EXERCISE INSTRUCTIONS | Your task is to gather the lines below that hold the string "Maik".

DATASET RECORDS |
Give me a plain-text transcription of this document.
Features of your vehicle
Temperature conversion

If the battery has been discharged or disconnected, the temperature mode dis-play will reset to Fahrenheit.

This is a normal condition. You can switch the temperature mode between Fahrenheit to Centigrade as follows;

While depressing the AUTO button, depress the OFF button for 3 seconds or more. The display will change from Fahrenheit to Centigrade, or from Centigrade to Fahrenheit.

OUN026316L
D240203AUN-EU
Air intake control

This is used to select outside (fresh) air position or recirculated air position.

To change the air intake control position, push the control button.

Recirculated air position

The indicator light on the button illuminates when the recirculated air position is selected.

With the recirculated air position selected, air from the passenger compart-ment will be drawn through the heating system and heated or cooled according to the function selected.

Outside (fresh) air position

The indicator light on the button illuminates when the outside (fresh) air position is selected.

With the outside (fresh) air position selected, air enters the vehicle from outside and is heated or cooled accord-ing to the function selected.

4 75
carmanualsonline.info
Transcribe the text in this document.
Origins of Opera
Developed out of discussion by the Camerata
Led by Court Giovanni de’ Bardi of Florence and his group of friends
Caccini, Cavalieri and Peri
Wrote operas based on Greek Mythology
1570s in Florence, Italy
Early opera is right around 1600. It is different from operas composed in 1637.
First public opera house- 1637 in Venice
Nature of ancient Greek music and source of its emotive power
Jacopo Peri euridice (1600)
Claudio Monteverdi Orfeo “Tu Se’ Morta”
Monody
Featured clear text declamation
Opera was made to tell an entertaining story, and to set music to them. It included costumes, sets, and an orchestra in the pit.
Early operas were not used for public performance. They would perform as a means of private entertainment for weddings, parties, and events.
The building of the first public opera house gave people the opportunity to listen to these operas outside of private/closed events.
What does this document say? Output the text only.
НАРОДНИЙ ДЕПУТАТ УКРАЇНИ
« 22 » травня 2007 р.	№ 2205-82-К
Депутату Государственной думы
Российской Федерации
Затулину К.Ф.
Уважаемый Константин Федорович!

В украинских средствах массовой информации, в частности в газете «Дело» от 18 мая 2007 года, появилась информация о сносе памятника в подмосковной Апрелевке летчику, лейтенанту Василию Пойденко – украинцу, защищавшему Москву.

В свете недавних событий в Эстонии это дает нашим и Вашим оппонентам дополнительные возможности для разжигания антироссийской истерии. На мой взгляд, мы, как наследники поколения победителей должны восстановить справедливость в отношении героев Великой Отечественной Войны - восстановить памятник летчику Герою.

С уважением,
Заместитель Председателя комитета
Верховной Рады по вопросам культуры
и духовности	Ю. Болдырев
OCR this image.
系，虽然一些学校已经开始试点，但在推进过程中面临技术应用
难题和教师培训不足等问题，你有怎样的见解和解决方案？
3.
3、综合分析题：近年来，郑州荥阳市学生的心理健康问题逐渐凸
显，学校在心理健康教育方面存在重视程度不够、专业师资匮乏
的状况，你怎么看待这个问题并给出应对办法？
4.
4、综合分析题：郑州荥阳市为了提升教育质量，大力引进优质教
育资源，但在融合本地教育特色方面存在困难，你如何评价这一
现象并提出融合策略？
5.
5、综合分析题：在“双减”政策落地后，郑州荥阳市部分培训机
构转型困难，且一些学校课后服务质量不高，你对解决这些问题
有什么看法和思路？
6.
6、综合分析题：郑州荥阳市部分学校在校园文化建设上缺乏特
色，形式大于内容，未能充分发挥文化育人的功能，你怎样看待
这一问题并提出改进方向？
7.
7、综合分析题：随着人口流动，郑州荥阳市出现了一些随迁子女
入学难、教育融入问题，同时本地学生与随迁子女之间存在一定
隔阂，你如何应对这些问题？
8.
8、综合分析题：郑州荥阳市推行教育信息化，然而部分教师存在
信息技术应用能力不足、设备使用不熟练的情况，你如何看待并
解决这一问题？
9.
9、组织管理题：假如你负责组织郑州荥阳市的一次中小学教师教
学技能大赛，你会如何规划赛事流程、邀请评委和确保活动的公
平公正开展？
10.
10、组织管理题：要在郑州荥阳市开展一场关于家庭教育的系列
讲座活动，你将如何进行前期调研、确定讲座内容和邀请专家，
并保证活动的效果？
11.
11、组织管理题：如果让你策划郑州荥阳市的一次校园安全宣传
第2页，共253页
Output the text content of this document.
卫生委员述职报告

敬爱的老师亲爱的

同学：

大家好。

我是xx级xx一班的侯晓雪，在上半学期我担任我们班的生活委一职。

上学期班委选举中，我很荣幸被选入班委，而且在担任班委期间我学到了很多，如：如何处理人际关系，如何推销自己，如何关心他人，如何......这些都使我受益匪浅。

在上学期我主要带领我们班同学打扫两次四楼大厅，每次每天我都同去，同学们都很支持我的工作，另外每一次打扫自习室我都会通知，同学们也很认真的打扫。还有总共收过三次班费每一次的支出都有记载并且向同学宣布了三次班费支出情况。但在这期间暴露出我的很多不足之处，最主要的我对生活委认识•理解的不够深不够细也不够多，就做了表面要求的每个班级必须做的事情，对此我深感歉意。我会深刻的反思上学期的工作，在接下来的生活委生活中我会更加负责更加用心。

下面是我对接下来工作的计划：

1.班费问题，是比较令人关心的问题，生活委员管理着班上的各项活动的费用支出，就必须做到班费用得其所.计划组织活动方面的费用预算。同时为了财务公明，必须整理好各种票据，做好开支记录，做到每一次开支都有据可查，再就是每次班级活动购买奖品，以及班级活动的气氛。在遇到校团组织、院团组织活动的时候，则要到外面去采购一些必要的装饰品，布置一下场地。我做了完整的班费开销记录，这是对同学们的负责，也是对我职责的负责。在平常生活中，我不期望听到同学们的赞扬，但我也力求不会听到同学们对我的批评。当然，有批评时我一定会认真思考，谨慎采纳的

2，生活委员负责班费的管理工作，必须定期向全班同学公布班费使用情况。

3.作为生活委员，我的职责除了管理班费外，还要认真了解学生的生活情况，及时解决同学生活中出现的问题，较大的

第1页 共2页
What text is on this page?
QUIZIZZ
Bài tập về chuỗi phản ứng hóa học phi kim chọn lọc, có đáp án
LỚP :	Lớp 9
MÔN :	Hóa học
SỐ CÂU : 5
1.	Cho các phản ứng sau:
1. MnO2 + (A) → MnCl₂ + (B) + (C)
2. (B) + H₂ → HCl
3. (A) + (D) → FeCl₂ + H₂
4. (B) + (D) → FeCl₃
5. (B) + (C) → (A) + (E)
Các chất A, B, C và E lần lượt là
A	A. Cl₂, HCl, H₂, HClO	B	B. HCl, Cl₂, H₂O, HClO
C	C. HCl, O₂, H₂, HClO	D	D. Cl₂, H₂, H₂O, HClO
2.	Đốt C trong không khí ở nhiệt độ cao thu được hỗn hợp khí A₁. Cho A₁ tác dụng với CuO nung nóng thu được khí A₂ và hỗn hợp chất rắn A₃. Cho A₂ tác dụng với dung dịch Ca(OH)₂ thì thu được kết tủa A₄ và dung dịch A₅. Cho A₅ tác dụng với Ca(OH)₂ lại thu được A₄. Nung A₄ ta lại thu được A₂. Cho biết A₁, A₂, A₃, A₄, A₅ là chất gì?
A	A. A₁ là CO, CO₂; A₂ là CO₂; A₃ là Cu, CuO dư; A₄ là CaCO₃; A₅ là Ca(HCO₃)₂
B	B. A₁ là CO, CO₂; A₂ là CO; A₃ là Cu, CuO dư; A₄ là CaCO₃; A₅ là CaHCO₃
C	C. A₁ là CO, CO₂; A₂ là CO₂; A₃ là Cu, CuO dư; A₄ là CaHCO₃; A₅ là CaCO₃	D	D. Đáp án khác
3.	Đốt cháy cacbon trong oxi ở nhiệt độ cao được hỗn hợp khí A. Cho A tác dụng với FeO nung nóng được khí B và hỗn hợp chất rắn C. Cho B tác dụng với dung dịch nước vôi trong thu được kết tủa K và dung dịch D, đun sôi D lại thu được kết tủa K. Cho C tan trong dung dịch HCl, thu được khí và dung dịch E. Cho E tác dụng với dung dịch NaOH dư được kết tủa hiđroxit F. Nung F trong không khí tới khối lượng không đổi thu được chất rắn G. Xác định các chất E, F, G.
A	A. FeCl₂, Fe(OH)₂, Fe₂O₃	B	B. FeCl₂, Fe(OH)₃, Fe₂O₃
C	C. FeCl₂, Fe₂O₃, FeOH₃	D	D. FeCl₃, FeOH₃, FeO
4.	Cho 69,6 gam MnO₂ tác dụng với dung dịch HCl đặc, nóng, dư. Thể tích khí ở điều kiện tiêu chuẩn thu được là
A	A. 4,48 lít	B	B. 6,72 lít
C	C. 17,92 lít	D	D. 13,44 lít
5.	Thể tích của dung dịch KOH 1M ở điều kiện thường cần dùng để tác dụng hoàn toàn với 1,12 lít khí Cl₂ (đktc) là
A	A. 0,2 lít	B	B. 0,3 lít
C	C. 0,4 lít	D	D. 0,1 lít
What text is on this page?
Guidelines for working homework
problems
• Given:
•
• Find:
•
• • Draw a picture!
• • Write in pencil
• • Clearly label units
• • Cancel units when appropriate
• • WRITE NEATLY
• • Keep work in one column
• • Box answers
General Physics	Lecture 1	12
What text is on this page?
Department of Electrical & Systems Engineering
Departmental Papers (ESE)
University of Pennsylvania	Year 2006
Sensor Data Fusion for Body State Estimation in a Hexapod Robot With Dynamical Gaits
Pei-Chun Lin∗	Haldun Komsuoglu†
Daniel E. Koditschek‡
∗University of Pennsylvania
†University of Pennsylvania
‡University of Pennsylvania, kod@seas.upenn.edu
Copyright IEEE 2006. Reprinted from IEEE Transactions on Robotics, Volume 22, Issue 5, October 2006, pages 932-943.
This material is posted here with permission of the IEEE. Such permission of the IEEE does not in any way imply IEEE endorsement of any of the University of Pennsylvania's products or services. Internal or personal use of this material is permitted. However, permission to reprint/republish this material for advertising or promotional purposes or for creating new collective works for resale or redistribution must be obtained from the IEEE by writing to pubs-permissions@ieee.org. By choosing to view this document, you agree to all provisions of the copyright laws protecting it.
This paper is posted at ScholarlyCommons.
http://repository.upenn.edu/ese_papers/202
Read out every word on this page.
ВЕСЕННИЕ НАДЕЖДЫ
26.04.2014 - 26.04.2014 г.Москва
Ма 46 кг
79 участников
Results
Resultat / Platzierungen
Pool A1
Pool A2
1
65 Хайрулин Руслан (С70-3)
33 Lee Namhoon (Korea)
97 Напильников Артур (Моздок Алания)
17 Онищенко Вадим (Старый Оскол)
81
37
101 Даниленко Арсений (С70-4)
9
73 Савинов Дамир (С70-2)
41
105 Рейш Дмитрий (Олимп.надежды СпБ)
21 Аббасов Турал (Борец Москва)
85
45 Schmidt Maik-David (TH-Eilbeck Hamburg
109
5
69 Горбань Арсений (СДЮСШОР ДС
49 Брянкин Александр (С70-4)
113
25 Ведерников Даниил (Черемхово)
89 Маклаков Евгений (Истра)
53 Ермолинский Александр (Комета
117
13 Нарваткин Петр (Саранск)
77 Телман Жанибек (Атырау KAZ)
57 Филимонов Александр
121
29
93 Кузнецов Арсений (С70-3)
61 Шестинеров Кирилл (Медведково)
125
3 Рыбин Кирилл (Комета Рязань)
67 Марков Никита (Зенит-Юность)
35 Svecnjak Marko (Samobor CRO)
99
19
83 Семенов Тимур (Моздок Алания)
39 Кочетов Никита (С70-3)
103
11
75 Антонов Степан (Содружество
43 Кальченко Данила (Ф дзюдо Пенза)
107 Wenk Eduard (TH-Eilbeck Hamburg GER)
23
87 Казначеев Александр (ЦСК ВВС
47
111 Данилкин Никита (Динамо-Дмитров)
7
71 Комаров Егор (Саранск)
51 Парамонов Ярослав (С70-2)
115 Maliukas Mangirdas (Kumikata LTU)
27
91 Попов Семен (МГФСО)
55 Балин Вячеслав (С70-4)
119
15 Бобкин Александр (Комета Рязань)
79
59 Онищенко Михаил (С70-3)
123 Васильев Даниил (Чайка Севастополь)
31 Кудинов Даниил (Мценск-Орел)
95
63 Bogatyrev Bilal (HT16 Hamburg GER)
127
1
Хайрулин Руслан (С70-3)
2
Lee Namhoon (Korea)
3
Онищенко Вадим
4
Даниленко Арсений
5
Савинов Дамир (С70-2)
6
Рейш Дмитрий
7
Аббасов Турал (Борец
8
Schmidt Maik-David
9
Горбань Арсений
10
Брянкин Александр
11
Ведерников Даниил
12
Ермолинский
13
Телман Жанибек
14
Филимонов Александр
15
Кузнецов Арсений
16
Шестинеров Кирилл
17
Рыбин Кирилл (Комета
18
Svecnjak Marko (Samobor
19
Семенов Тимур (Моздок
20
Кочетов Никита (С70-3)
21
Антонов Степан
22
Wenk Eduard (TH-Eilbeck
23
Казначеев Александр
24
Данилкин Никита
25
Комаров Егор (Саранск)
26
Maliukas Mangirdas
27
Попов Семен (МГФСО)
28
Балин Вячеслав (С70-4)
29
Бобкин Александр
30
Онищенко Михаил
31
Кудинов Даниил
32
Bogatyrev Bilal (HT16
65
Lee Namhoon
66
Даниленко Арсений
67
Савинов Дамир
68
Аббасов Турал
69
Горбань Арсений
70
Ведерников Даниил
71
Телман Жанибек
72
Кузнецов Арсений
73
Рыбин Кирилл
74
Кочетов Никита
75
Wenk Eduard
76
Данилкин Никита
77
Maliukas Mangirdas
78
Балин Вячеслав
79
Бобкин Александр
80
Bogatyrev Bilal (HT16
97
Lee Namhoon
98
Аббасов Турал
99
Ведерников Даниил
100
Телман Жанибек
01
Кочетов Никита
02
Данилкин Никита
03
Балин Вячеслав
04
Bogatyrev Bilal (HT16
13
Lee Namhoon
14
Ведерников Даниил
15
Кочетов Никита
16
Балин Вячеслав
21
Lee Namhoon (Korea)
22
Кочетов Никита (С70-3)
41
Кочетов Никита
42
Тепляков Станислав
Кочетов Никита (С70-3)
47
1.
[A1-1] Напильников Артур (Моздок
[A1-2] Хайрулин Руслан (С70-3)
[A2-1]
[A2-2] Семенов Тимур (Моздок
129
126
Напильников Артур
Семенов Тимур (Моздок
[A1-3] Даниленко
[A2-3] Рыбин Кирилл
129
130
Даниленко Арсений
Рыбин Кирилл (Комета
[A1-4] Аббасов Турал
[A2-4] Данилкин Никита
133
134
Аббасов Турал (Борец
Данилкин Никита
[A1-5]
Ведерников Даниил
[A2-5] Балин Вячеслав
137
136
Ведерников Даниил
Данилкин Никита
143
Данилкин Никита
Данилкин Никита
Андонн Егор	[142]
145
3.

TASK ANSWER |
45 Schmidt Maik-David (TH-Eilbeck Hamburg
Schmidt Maik-David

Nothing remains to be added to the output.